--- START OF Data excerpts ---
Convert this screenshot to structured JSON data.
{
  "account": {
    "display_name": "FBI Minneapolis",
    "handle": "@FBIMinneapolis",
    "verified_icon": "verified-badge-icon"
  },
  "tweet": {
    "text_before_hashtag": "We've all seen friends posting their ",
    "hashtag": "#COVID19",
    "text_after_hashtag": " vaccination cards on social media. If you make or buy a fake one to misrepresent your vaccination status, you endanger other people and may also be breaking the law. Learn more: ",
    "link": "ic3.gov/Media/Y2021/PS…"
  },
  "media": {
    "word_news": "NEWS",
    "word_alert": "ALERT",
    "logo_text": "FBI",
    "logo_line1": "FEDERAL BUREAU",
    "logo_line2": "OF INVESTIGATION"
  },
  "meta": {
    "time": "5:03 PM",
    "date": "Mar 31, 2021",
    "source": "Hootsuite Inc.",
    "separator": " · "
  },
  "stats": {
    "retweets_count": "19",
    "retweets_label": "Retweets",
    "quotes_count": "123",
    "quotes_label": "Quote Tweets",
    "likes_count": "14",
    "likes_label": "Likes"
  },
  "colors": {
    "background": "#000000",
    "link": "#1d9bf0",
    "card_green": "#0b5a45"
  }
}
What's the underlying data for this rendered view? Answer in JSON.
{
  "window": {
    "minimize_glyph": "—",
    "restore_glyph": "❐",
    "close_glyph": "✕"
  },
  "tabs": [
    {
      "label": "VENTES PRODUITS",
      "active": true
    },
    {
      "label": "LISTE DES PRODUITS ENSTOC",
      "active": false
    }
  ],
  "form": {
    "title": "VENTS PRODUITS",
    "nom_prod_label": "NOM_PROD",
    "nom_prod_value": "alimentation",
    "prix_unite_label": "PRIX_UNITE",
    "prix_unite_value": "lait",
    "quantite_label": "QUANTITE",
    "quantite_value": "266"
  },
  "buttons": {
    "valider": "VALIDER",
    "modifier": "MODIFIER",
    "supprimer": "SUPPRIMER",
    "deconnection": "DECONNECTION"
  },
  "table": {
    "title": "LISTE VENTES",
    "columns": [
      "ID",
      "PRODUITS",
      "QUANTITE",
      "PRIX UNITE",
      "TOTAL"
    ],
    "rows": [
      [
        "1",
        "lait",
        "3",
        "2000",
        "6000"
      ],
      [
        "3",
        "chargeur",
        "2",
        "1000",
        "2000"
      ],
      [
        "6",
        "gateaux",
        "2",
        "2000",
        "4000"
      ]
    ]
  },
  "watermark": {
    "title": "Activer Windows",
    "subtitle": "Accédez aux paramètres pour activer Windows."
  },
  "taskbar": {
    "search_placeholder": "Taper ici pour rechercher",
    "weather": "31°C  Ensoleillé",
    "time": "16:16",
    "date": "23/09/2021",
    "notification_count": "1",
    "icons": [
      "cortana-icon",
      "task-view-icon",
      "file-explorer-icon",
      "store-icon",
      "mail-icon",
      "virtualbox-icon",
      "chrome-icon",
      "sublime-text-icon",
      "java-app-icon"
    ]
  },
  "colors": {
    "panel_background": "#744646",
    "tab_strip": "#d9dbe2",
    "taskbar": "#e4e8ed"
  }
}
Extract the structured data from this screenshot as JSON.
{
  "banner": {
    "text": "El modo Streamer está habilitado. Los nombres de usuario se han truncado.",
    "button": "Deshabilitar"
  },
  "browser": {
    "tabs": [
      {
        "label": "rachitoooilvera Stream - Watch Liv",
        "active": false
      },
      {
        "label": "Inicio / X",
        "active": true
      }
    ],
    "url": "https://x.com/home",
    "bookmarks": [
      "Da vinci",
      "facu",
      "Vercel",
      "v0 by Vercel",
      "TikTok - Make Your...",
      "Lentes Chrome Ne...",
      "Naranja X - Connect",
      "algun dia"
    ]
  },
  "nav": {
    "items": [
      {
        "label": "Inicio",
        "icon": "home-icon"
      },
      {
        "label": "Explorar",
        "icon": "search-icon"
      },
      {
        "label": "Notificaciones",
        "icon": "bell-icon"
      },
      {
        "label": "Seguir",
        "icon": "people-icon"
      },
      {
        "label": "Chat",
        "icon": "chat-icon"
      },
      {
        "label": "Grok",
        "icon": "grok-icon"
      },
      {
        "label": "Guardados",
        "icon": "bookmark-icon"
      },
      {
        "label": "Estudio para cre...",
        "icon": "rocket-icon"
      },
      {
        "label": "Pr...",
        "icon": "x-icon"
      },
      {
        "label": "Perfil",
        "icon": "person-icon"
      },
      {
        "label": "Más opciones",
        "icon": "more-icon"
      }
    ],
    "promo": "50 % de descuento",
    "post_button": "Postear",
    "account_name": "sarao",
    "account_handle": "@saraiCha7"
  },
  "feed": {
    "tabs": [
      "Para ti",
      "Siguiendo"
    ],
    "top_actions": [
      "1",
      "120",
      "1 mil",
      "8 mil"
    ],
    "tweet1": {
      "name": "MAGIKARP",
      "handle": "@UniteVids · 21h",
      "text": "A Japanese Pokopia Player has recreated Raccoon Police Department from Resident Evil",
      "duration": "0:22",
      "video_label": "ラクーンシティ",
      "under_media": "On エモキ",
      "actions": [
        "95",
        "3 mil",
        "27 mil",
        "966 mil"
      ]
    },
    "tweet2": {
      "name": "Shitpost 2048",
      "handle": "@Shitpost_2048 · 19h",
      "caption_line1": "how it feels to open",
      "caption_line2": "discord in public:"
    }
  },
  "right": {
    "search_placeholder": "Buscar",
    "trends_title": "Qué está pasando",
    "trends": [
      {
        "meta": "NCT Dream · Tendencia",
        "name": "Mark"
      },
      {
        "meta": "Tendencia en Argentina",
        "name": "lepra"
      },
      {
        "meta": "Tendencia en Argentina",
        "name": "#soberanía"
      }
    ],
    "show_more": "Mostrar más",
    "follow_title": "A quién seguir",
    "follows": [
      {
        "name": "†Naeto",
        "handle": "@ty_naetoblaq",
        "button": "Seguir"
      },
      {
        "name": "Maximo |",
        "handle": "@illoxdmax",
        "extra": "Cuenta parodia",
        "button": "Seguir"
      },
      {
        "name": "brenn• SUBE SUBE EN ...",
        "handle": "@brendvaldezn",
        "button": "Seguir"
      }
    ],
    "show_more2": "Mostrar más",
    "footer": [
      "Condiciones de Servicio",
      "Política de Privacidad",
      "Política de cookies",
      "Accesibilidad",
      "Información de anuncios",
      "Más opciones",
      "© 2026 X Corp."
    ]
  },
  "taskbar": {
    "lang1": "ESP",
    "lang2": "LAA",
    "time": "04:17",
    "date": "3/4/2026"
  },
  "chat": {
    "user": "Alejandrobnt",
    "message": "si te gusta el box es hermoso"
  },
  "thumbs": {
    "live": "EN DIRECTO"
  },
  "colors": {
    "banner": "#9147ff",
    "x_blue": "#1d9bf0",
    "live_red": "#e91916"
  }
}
--- END OF Data excerpts ---
Extract each line of the material exactly as it stands.

Convert this screenshot to structured JSON data.
{
  "account": {
    "display_name": "FBI Minneapolis",
    "handle": "@FBIMinneapolis",
    "verified_icon": "verified-badge-icon"
  },
  "tweet": {
    "text_before_hashtag": "We've all seen friends posting their ",
    "hashtag": "#COVID19",
    "text_after_hashtag": " vaccination cards on social media. If you make or buy a fake one to misrepresent your vaccination status, you endanger other people and may also be breaking the law. Learn more: ",
    "link": "ic3.gov/Media/Y2021/PS…"
  },
  "media": {
    "word_news": "NEWS",
    "word_alert": "ALERT",
    "logo_text": "FBI",
    "logo_line1": "FEDERAL BUREAU",
    "logo_line2": "OF INVESTIGATION"
  },
  "meta": {
    "time": "5:03 PM",
    "date": "Mar 31, 2021",
    "source": "Hootsuite Inc.",
    "separator": " · "
  },
  "stats": {
    "retweets_count": "19",
    "retweets_label": "Retweets",
    "quotes_count": "123",
    "quotes_label": "Quote Tweets",
    "likes_count": "14",
    "likes_label": "Likes"
  },
  "colors": {
    "background": "#000000",
    "link": "#1d9bf0",
    "card_green": "#0b5a45"
  }
}
What's the underlying data for this rendered view? Answer in JSON.
{
  "window": {
    "minimize_glyph": "—",
    "restore_glyph": "❐",
    "close_glyph": "✕"
  },
  "tabs": [
    {
      "label": "VENTES PRODUITS",
      "active": true
    },
    {
      "label": "LISTE DES PRODUITS ENSTOC",
      "active": false
    }
  ],
  "form": {
    "title": "VENTS PRODUITS",
    "nom_prod_label": "NOM_PROD",
    "nom_prod_value": "alimentation",
    "prix_unite_label": "PRIX_UNITE",
    "prix_unite_value": "lait",
    "quantite_label": "QUANTITE",
    "quantite_value": "266"
  },
  "buttons": {
    "valider": "VALIDER",
    "modifier": "MODIFIER",
    "supprimer": "SUPPRIMER",
    "deconnection": "DECONNECTION"
  },
  "table": {
    "title": "LISTE VENTES",
    "columns": [
      "ID",
      "PRODUITS",
      "QUANTITE",
      "PRIX UNITE",
      "TOTAL"
    ],
    "rows": [
      [
        "1",
        "lait",
        "3",
        "2000",
        "6000"
      ],
      [
        "3",
        "chargeur",
        "2",
        "1000",
        "2000"
      ],
      [
        "6",
        "gateaux",
        "2",
        "2000",
        "4000"
      ]
    ]
  },
  "watermark": {
    "title": "Activer Windows",
    "subtitle": "Accédez aux paramètres pour activer Windows."
  },
  "taskbar": {
    "search_placeholder": "Taper ici pour rechercher",
    "weather": "31°C  Ensoleillé",
    "time": "16:16",
    "date": "23/09/2021",
    "notification_count": "1",
    "icons": [
      "cortana-icon",
      "task-view-icon",
      "file-explorer-icon",
      "store-icon",
      "mail-icon",
      "virtualbox-icon",
      "chrome-icon",
      "sublime-text-icon",
      "java-app-icon"
    ]
  },
  "colors": {
    "panel_background": "#744646",
    "tab_strip": "#d9dbe2",
    "taskbar": "#e4e8ed"
  }
}
Extract the structured data from this screenshot as JSON.
{
  "banner": {
    "text": "El modo Streamer está habilitado. Los nombres de usuario se han truncado.",
    "button": "Deshabilitar"
  },
  "browser": {
    "tabs": [
      {
        "label": "rachitoooilvera Stream - Watch Liv",
        "active": false
      },
      {
        "label": "Inicio / X",
        "active": true
      }
    ],
    "url": "https://x.com/home",
    "bookmarks": [
      "Da vinci",
      "facu",
      "Vercel",
      "v0 by Vercel",
      "TikTok - Make Your...",
      "Lentes Chrome Ne...",
      "Naranja X - Connect",
      "algun dia"
    ]
  },
  "nav": {
    "items": [
      {
        "label": "Inicio",
        "icon": "home-icon"
      },
      {
        "label": "Explorar",
        "icon": "search-icon"
      },
      {
        "label": "Notificaciones",
        "icon": "bell-icon"
      },
      {
        "label": "Seguir",
        "icon": "people-icon"
      },
      {
        "label": "Chat",
        "icon": "chat-icon"
      },
      {
        "label": "Grok",
        "icon": "grok-icon"
      },
      {
        "label": "Guardados",
        "icon": "bookmark-icon"
      },
      {
        "label": "Estudio para cre...",
        "icon": "rocket-icon"
      },
      {
        "label": "Pr...",
        "icon": "x-icon"
      },
      {
        "label": "Perfil",
        "icon": "person-icon"
      },
      {
        "label": "Más opciones",
        "icon": "more-icon"
      }
    ],
    "promo": "50 % de descuento",
    "post_button": "Postear",
    "account_name": "sarao",
    "account_handle": "@saraiCha7"
  },
  "feed": {
    "tabs": [
      "Para ti",
      "Siguiendo"
    ],
    "top_actions": [
      "1",
      "120",
      "1 mil",
      "8 mil"
    ],
    "tweet1": {
      "name": "MAGIKARP",
      "handle": "@UniteVids · 21h",
      "text": "A Japanese Pokopia Player has recreated Raccoon Police Department from Resident Evil",
      "duration": "0:22",
      "video_label": "ラクーンシティ",
      "under_media": "On エモキ",
      "actions": [
        "95",
        "3 mil",
        "27 mil",
        "966 mil"
      ]
    },
    "tweet2": {
      "name": "Shitpost 2048",
      "handle": "@Shitpost_2048 · 19h",
      "caption_line1": "how it feels to open",
      "caption_line2": "discord in public:"
    }
  },
  "right": {
    "search_placeholder": "Buscar",
    "trends_title": "Qué está pasando",
    "trends": [
      {
        "meta": "NCT Dream · Tendencia",
        "name": "Mark"
      },
      {
        "meta": "Tendencia en Argentina",
        "name": "lepra"
      },
      {
        "meta": "Tendencia en Argentina",
        "name": "#soberanía"
      }
    ],
    "show_more": "Mostrar más",
    "follow_title": "A quién seguir",
    "follows": [
      {
        "name": "†Naeto",
        "handle": "@ty_naetoblaq",
        "button": "Seguir"
      },
      {
        "name": "Maximo |",
        "handle": "@illoxdmax",
        "extra": "Cuenta parodia",
        "button": "Seguir"
      },
      {
        "name": "brenn• SUBE SUBE EN ...",
        "handle": "@brendvaldezn",
        "button": "Seguir"
      }
    ],
    "show_more2": "Mostrar más",
    "footer": [
      "Condiciones de Servicio",
      "Política de Privacidad",
      "Política de cookies",
      "Accesibilidad",
      "Información de anuncios",
      "Más opciones",
      "© 2026 X Corp."
    ]
  },
  "taskbar": {
    "lang1": "ESP",
    "lang2": "LAA",
    "time": "04:17",
    "date": "3/4/2026"
  },
  "chat": {
    "user": "Alejandrobnt",
    "message": "si te gusta el box es hermoso"
  },
  "thumbs": {
    "live": "EN DIRECTO"
  },
  "colors": {
    "banner": "#9147ff",
    "x_blue": "#1d9bf0",
    "live_red": "#e91916"
  }
}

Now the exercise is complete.